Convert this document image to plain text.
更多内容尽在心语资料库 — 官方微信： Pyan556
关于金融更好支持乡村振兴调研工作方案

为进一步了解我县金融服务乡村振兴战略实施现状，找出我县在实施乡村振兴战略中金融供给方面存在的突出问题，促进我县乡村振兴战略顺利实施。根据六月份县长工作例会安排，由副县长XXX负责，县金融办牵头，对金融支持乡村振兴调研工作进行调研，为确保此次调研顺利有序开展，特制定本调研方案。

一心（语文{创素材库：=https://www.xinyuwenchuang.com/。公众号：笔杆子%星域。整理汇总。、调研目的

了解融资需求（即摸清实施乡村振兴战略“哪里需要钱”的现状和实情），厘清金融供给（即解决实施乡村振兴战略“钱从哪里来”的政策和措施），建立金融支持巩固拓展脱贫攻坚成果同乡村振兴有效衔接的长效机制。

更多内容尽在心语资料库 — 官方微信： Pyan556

......

### Exercise aim
The listing above should be transcribed in full, exactly as written.

### Task output
Convert this document image to plain text.
更多内容尽在心语资料库 — 官方微信： Pyan556
关于金融更好支持乡村振兴调研工作方案

为进一步了解我县金融服务乡村振兴战略实施现状，找出我县在实施乡村振兴战略中金融供给方面存在的突出问题，促进我县乡村振兴战略顺利实施。根据六月份县长工作例会安排，由副县长XXX负责，县金融办牵头，对金融支持乡村振兴调研工作进行调研，为确保此次调研顺利有序开展，特制定本调研方案。

一心（语文{创素材库：=https://www.xinyuwenchuang.com/。公众号：笔杆子%星域。整理汇总。、调研目的

了解融资需求（即摸清实施乡村振兴战略“哪里需要钱”的现状和实情），厘清金融供给（即解决实施乡村振兴战略“钱从哪里来”的政策和措施），建立金融支持巩固拓展脱贫攻坚成果同乡村振兴有效衔接的长效机制。

更多内容尽在心语资料库 — 官方微信： Pyan556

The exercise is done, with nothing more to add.